[[ Given data, beginning ]]
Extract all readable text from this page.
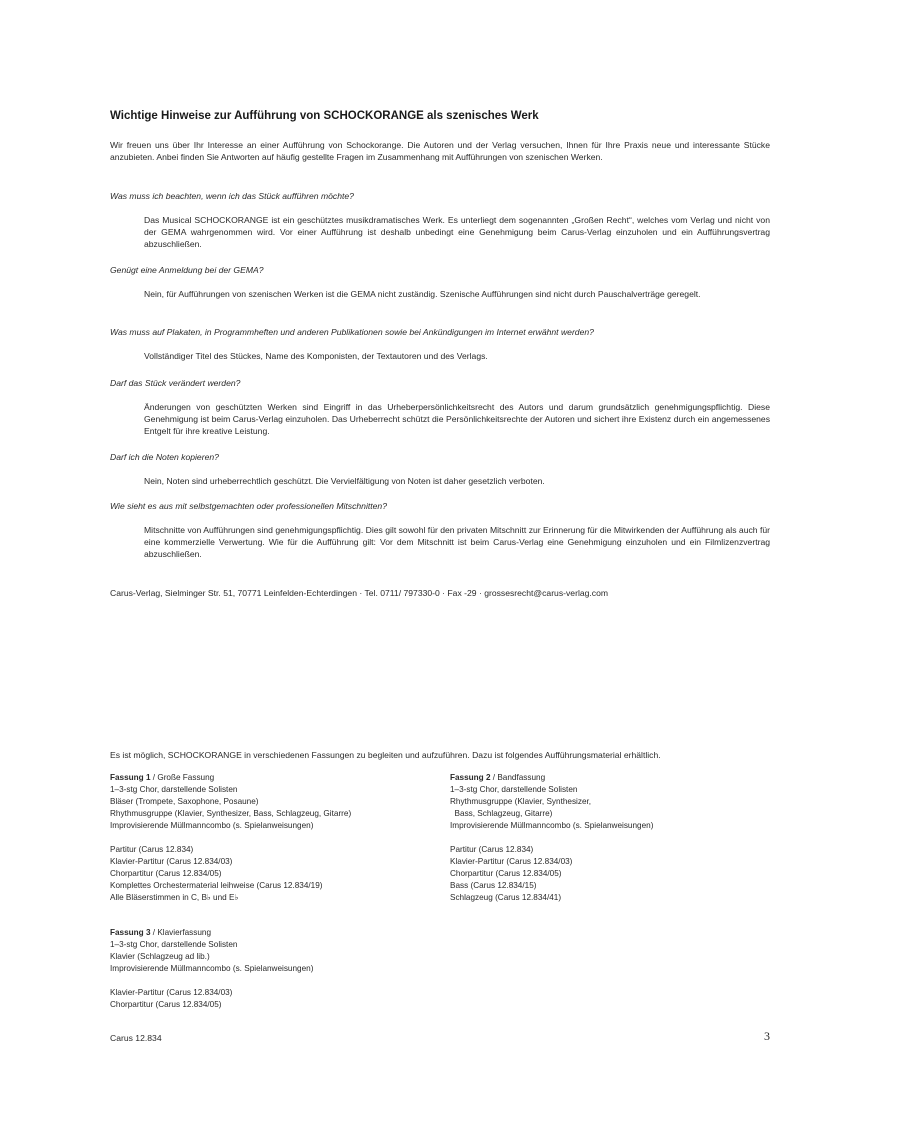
Wichtige Hinweise zur Aufführung von SCHOCKORANGE als szenisches Werk

Wir freuen uns über Ihr Interesse an einer Aufführung von Schockorange. Die Autoren und der Verlag versuchen, Ihnen für Ihre Praxis neue und interessante Stücke anzubieten. Anbei finden Sie Antworten auf häufig gestellte Fragen im Zusammenhang mit Aufführungen von szenischen Werken.

Was muss ich beachten, wenn ich das Stück aufführen möchte?

Das Musical SCHOCKORANGE ist ein geschütztes musikdramatisches Werk. Es unterliegt dem sogenannten „Großen Recht“, welches vom Verlag und nicht von der GEMA wahrgenommen wird. Vor einer Aufführung ist deshalb unbedingt eine Genehmigung beim Carus-Verlag einzuholen und ein Aufführungsvertrag abzuschließen.

Genügt eine Anmeldung bei der GEMA?

Nein, für Aufführungen von szenischen Werken ist die GEMA nicht zuständig. Szenische Aufführungen sind nicht durch Pauschalverträge geregelt.

Was muss auf Plakaten, in Programmheften und anderen Publikationen sowie bei Ankündigungen im Internet erwähnt werden?

Vollständiger Titel des Stückes, Name des Komponisten, der Textautoren und des Verlags.

Darf das Stück verändert werden?

Änderungen von geschützten Werken sind Eingriff in das Urheberpersönlichkeitsrecht des Autors und darum grundsätzlich genehmigungspflichtig. Diese Genehmigung ist beim Carus-Verlag einzuholen. Das Urheberrecht schützt die Persönlichkeitsrechte der Autoren und sichert ihre Existenz durch ein angemessenes Entgelt für ihre kreative Leistung.

Darf ich die Noten kopieren?

Nein, Noten sind urheberrechtlich geschützt. Die Vervielfältigung von Noten ist daher gesetzlich verboten.

Wie sieht es aus mit selbstgemachten oder professionellen Mitschnitten?

Mitschnitte von Aufführungen sind genehmigungspflichtig. Dies gilt sowohl für den privaten Mitschnitt zur Erinnerung für die Mitwirkenden der Aufführung als auch für eine kommerzielle Verwertung. Wie für die Aufführung gilt: Vor dem Mitschnitt ist beim Carus-Verlag eine Genehmigung einzuholen und ein Filmlizenzvertrag abzuschließen.

Carus-Verlag, Sielminger Str. 51, 70771 Leinfelden-Echterdingen · Tel. 0711/ 797330-0 · Fax -29 · grossesrecht@carus-verlag.com

Es ist möglich, SCHOCKORANGE in verschiedenen Fassungen zu begleiten und aufzuführen. Dazu ist folgendes Aufführungsmaterial erhältlich.

Fassung 1 / Große Fassung

1–3-stg Chor, darstellende Solisten

Bläser (Trompete, Saxophone, Posaune)

Rhythmusgruppe (Klavier, Synthesizer, Bass, Schlagzeug, Gitarre)

Improvisierende Müllmanncombo (s. Spielanweisungen)

Partitur (Carus 12.834)

Klavier-Partitur (Carus 12.834/03)

Chorpartitur (Carus 12.834/05)

Komplettes Orchestermaterial leihweise (Carus 12.834/19)

Alle Bläserstimmen in C, B♭ und E♭

Fassung 2 / Bandfassung

1–3-stg Chor, darstellende Solisten

Rhythmusgruppe (Klavier, Synthesizer,

Bass, Schlagzeug, Gitarre)

Improvisierende Müllmanncombo (s. Spielanweisungen)

Partitur (Carus 12.834)

Klavier-Partitur (Carus 12.834/03)

Chorpartitur (Carus 12.834/05)

Bass (Carus 12.834/15)

Schlagzeug (Carus 12.834/41)

Fassung 3 / Klavierfassung

1–3-stg Chor, darstellende Solisten

Klavier (Schlagzeug ad lib.)

Improvisierende Müllmanncombo (s. Spielanweisungen)

Klavier-Partitur (Carus 12.834/03)

Chorpartitur (Carus 12.834/05)

Carus 12.834	3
[[ Given data, end ]]
Assignment:
Take the records above and transcribe them exactly, dropping every picture.

Task output:
Extract all readable text from this page.
Wichtige Hinweise zur Aufführung von SCHOCKORANGE als szenisches Werk

Wir freuen uns über Ihr Interesse an einer Aufführung von Schockorange. Die Autoren und der Verlag versuchen, Ihnen für Ihre Praxis neue und interessante Stücke anzubieten. Anbei finden Sie Antworten auf häufig gestellte Fragen im Zusammenhang mit Aufführungen von szenischen Werken.

Was muss ich beachten, wenn ich das Stück aufführen möchte?

Das Musical SCHOCKORANGE ist ein geschütztes musikdramatisches Werk. Es unterliegt dem sogenannten „Großen Recht“, welches vom Verlag und nicht von der GEMA wahrgenommen wird. Vor einer Aufführung ist deshalb unbedingt eine Genehmigung beim Carus-Verlag einzuholen und ein Aufführungsvertrag abzuschließen.

Genügt eine Anmeldung bei der GEMA?

Nein, für Aufführungen von szenischen Werken ist die GEMA nicht zuständig. Szenische Aufführungen sind nicht durch Pauschalverträge geregelt.

Was muss auf Plakaten, in Programmheften und anderen Publikationen sowie bei Ankündigungen im Internet erwähnt werden?

Vollständiger Titel des Stückes, Name des Komponisten, der Textautoren und des Verlags.

Darf das Stück verändert werden?

Änderungen von geschützten Werken sind Eingriff in das Urheberpersönlichkeitsrecht des Autors und darum grundsätzlich genehmigungspflichtig. Diese Genehmigung ist beim Carus-Verlag einzuholen. Das Urheberrecht schützt die Persönlichkeitsrechte der Autoren und sichert ihre Existenz durch ein angemessenes Entgelt für ihre kreative Leistung.

Darf ich die Noten kopieren?

Nein, Noten sind urheberrechtlich geschützt. Die Vervielfältigung von Noten ist daher gesetzlich verboten.

Wie sieht es aus mit selbstgemachten oder professionellen Mitschnitten?

Mitschnitte von Aufführungen sind genehmigungspflichtig. Dies gilt sowohl für den privaten Mitschnitt zur Erinnerung für die Mitwirkenden der Aufführung als auch für eine kommerzielle Verwertung. Wie für die Aufführung gilt: Vor dem Mitschnitt ist beim Carus-Verlag eine Genehmigung einzuholen und ein Filmlizenzvertrag abzuschließen.

Carus-Verlag, Sielminger Str. 51, 70771 Leinfelden-Echterdingen · Tel. 0711/ 797330-0 · Fax -29 · grossesrecht@carus-verlag.com

Es ist möglich, SCHOCKORANGE in verschiedenen Fassungen zu begleiten und aufzuführen. Dazu ist folgendes Aufführungsmaterial erhältlich.

Fassung 1 / Große Fassung

1–3-stg Chor, darstellende Solisten

Bläser (Trompete, Saxophone, Posaune)

Rhythmusgruppe (Klavier, Synthesizer, Bass, Schlagzeug, Gitarre)

Improvisierende Müllmanncombo (s. Spielanweisungen)

Partitur (Carus 12.834)

Klavier-Partitur (Carus 12.834/03)

Chorpartitur (Carus 12.834/05)

Komplettes Orchestermaterial leihweise (Carus 12.834/19)

Alle Bläserstimmen in C, B♭ und E♭

Fassung 2 / Bandfassung

1–3-stg Chor, darstellende Solisten

Rhythmusgruppe (Klavier, Synthesizer,

Bass, Schlagzeug, Gitarre)

Improvisierende Müllmanncombo (s. Spielanweisungen)

Partitur (Carus 12.834)

Klavier-Partitur (Carus 12.834/03)

Chorpartitur (Carus 12.834/05)

Bass (Carus 12.834/15)

Schlagzeug (Carus 12.834/41)

Fassung 3 / Klavierfassung

1–3-stg Chor, darstellende Solisten

Klavier (Schlagzeug ad lib.)

Improvisierende Müllmanncombo (s. Spielanweisungen)

Klavier-Partitur (Carus 12.834/03)

Chorpartitur (Carus 12.834/05)

Carus 12.834	3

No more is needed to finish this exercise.